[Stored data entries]
start

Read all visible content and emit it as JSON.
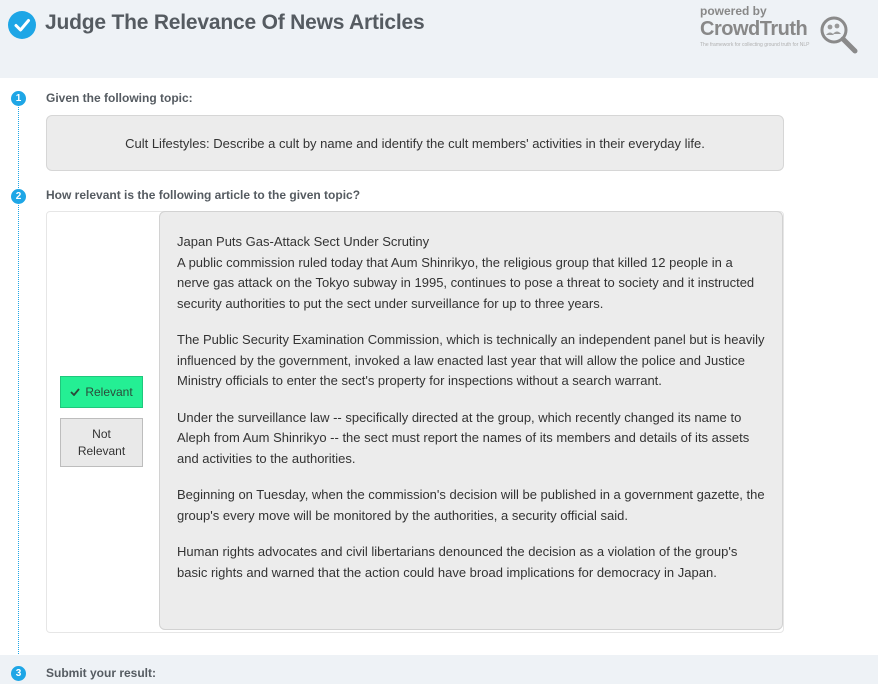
{
  "header": {
    "title": "Judge The Relevance Of News Articles",
    "brand_powered": "powered by",
    "brand_name": "CrowdTruth",
    "brand_tagline": "The framework for collecting ground truth for NLP"
  },
  "steps": [
    {
      "number": "1",
      "label": "Given the following topic:"
    },
    {
      "number": "2",
      "label": "How relevant is the following article to the given topic?"
    },
    {
      "number": "3",
      "label": "Submit your result:"
    }
  ],
  "topic": "Cult Lifestyles: Describe a cult by name and identify the cult members' activities in their everyday life.",
  "buttons": {
    "relevant": "Relevant",
    "not_relevant_line1": "Not",
    "not_relevant_line2": "Relevant",
    "selected": "relevant"
  },
  "article": {
    "title": "Japan Puts Gas-Attack Sect Under Scrutiny",
    "paragraphs": [
      "A public commission ruled today that Aum Shinrikyo, the religious group that killed 12 people in a nerve gas attack on the Tokyo subway in 1995, continues to pose a threat to society and it instructed security authorities to put the sect under surveillance for up to three years.",
      "The Public Security Examination Commission, which is technically an independent panel but is heavily influenced by the government, invoked a law enacted last year that will allow the police and Justice Ministry officials to enter the sect's property for inspections without a search warrant.",
      "Under the surveillance law -- specifically directed at the group, which recently changed its name to Aleph from Aum Shinrikyo -- the sect must report the names of its members and details of its assets and activities to the authorities.",
      "Beginning on Tuesday, when the commission's decision will be published in a government gazette, the group's every move will be monitored by the authorities, a security official said.",
      "Human rights advocates and civil libertarians denounced the decision as a violation of the group's basic rights and warned that the action could have broad implications for democracy in Japan."
    ]
  },
  "colors": {
    "accent": "#1ea6e6",
    "relevant_selected": "#24ef94",
    "header_bg": "#eef2f6",
    "box_bg": "#ececec"
  },
  "icons": {
    "header": "check-circle-icon",
    "brand": "magnifier-logo-icon",
    "relevant": "check-icon"
  }
}
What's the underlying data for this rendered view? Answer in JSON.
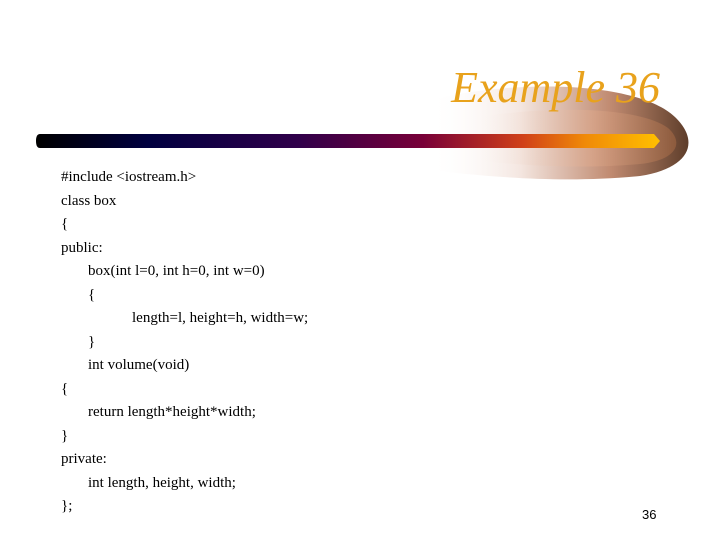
{
  "slide": {
    "title": "Example 36",
    "page_number": "36",
    "colors": {
      "title": "#e8a21c",
      "bar_start": "#000000",
      "bar_mid": "#000044",
      "bar_purple": "#3a0040",
      "bar_maroon": "#7a0038",
      "bar_orange": "#e07010",
      "bar_end": "#ffc000",
      "swoosh_brown": "#6b4a35"
    },
    "code_lines": [
      {
        "text": "#include <iostream.h>",
        "indent": 0
      },
      {
        "text": "class box",
        "indent": 0
      },
      {
        "text": "{",
        "indent": 0
      },
      {
        "text": "public:",
        "indent": 0
      },
      {
        "text": "box(int l=0, int h=0, int w=0)",
        "indent": 1
      },
      {
        "text": "{",
        "indent": 1
      },
      {
        "text": "length=l, height=h, width=w;",
        "indent": 2
      },
      {
        "text": "}",
        "indent": 1
      },
      {
        "text": "int volume(void)",
        "indent": 1
      },
      {
        "text": "{",
        "indent": 0
      },
      {
        "text": "return length*height*width;",
        "indent": 1
      },
      {
        "text": "}",
        "indent": 0
      },
      {
        "text": "private:",
        "indent": 0
      },
      {
        "text": "int length, height, width;",
        "indent": 1
      },
      {
        "text": "};",
        "indent": 0
      }
    ]
  }
}
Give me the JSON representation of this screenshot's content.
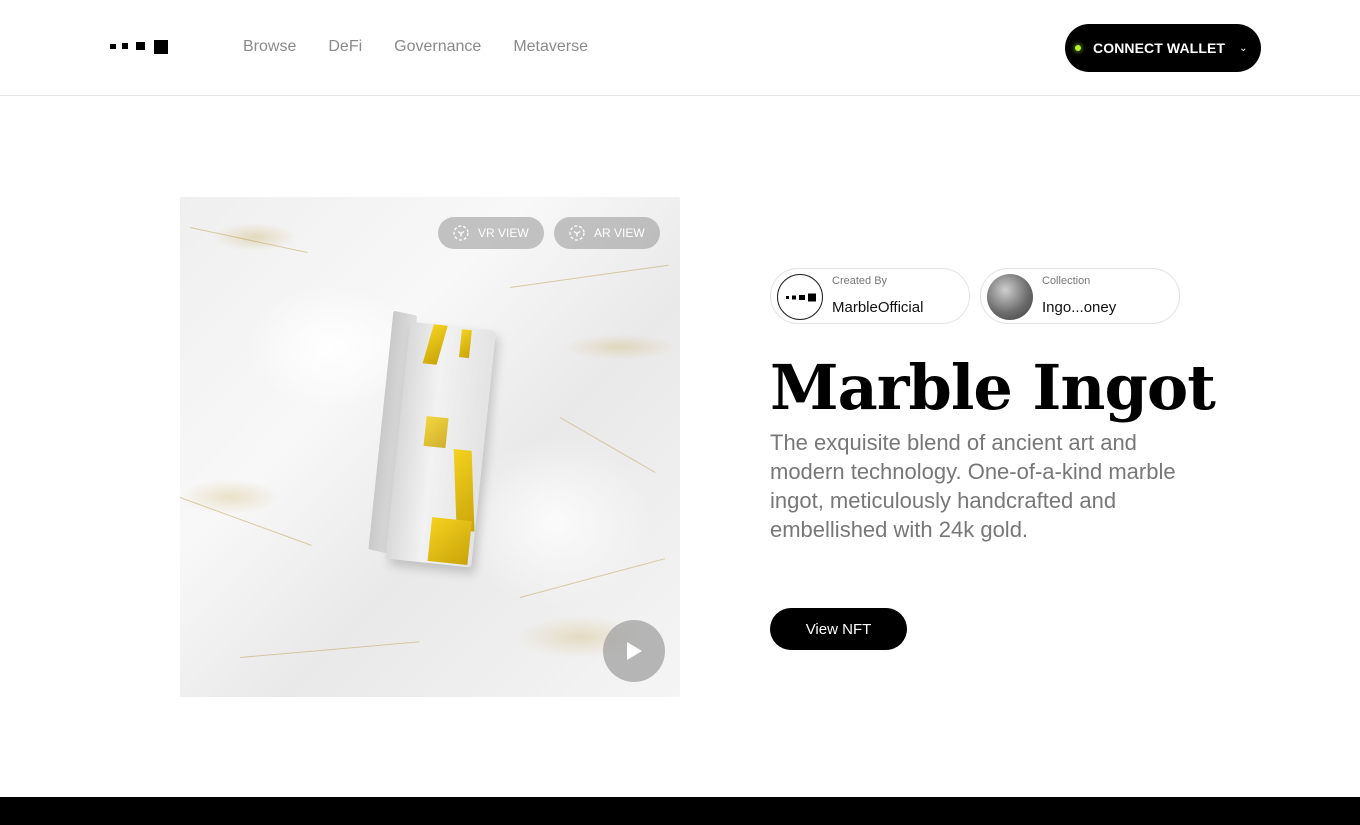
{
  "header": {
    "logo": "logo-icon",
    "nav": [
      "Browse",
      "DeFi",
      "Governance",
      "Metaverse"
    ],
    "wallet_label": "CONNECT WALLET",
    "wallet_status_color": "#b6f52a"
  },
  "media": {
    "vr_label": "VR VIEW",
    "ar_label": "AR VIEW",
    "icons": {
      "view": "cube-scan-icon",
      "play": "play-icon"
    }
  },
  "creator": {
    "caption": "Created By",
    "name": "MarbleOfficial"
  },
  "collection": {
    "caption": "Collection",
    "name": "Ingo...oney"
  },
  "nft": {
    "title": "Marble Ingot",
    "description": "The exquisite blend of ancient art and modern technology. One-of-a-kind marble ingot, meticulously handcrafted and embellished with 24k gold.",
    "cta": "View NFT"
  },
  "colors": {
    "primary": "#000000",
    "muted_text": "#777777",
    "nav_text": "#8a8a8a"
  }
}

end

Locate all lines in the listing above with the word "members" and copy them.

  "topic": "Cult Lifestyles: Describe a cult by name and identify the cult members' activities in their everyday life.",
      "Under the surveillance law -- specifically directed at the group, which recently changed its name to Aleph from Aum Shinrikyo -- the sect must report the names of its members and details of its assets and activities to the authorities.",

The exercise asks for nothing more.